(Supplied passage)

****

California is still burning. What's the cause?
I hope you are safe and well. Writing this post is déjà vu. After living through and writing about Australia’s wildfires in January, it has been California’s turn. Over the past month, hundreds of wildfires have ripped through the West Coast of the USA and more than 3 million acres have been burned in California alone, making it the largest wildfire event in the states modern history.
Like what happened in Australia, everyone seems to have their own perspective on the cause. President Donald Trump for example recently told supporters the California fires were because of ‘forest management’. Meanwhile, Democratic Presidential candidate Joe Biden linked it to climate change. So what’s the truth? We asked 11 global fire and forest experts to shed some light on this debate.
Climate change is likely increasing wildfire risk in California, but it’s just one factor
The evidence that climate warming has increased the risk of wildfires is over-whelming (you can read our analysis of the Australian bushfires or see this recent analysis by researchers at ScienceBrief). But what about California specifically?
Not even including this latest mega-fire, the amount of land burnt by wildfires in California has gone up 5-fold since 1970.
California is getting hit with more and larger fires and those researchers found that this is “very likely” driven by drying of fuel loads on the ground, “promoted by human‐induced warming”. This analysis doesn’t even include the latest wildfires which are 3-times the scale of the 2017 California wildfires.
A new study from NASA shows exactly how climate change is already impacting temperatures, drought and therefore risk of wildfires in California. Like for Australia, the evidence shows California is going through hotter, more intense and more frequent heat-waves over the past few decades. Combine this with dry conditions, like I wrote about for the Australian bushfires, climate change is likely having an important role to play in making these types of destructive wildfires worse.
But climate change is NOT the only factor. Forest management is also important. It’s a vague term around authorities attempting to manage the fuel load on the ground. But much debate revolves around the concept of hazard reduction burning, sometimes called prescribed fire or intentional burning. Many people believe this practice is a proactive preventative measure against wildfires even in a hotter world. Is that true? We asked 11 global experts on fire management. Here’s what we found.

****

(Short task 1) According to the California wildfire post, how many acres have burned in California alone?
(Short task 2) In the California wildfire post, substitute "fivefold" for "5-fold" and reproduce everything from "Climate change is likely increasing" down to "5-fold since 1970.".
(Short task 3) Proceed with the California wildfire post after its final sentence.

(Supplied material)
****

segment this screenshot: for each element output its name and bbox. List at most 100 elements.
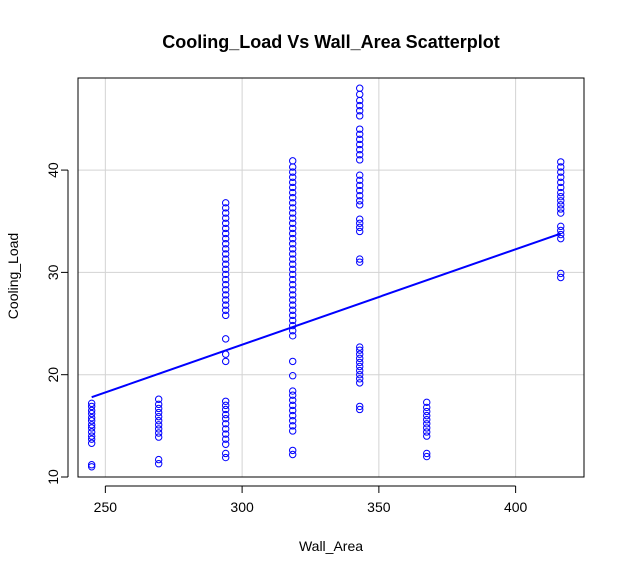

****

(Exercise result 1) More than 3 million acres.

(Exercise result 2)
Climate change is likely increasing wildfire risk in California, but it’s just one factor
The evidence that climate warming has increased the risk of wildfires is over-whelming (you can read our analysis of the Australian bushfires or see this recent analysis by researchers at ScienceBrief). But what about California specifically?
Not even including this latest mega-fire, the amount of land burnt by wildfires in California has gone up fivefold since 1970.

(Exercise result 3)
What is Hazard reduction burning? It’s not ‘back-burning’
Fires need an ignition (often it’s lightning) but also vegetation fuel for it to spread. Wildfires are more containable when there’s less-flammable fuel material to exacerbate them.
‘Hazard reduction burning’ simply reduces the amount of vegetation and biomass available to burn
says Dr Crystal Kolden an expert in fire science from the University of Idaho in Fire.
Hazard reduction burning occurs outside the fire season says Professor Philip Gibbons, forestry expert from the Australian National University. Many forests are adapted to fire and can quickly regrow so hazard reduction burning must be performed in up to six-year intervals if it's to succeed he says. This practice is commonly confused for back-burning, a method used to offset fires already in process.
Wildfires cannot be prevented but hazard reduction still important
Dr Joshua Johnston, an expert from the Canadian Fire Service says hazard reduction “reduces the available fuel and intensity for future fires” but doesn’t prevent fires he writes.
The mitigating properties of hazard reduction burning depends on varying factors such as time-lag following the treatment. Therefore, according to Johnston, even when using this method, it's not guaranteed to be an effective suppressor either.
Even more intriguing is that hazard reduction burning increases bushfire frequency in certain areas, according to Dr Kolden. The process promotes grass-growth in specific ecosystems, which generates vastly more fires but with less disastrous results. In fact, igniting more fires is part of maintaining the African Savannah grasslands.
Dr Johnston also points out that many people make the mistake of correlating hazard reduction burning and decreased fire activity. This assumption is due to the years with increased reduction-burning occurring alongside fewer wildfires requiring suppression.
The Canadian Fire Service Forestry expert claims that the above conclusion is 100% incorrect and that the relationship is inverse. With fewer wildfires to suppress, more firefighters and money are available. This results in more focused management practices and hazard reduction burning. Conversely, there are fewer surplus resources and manpower dedicated to hazard reduction burning when there's more suppression during the year.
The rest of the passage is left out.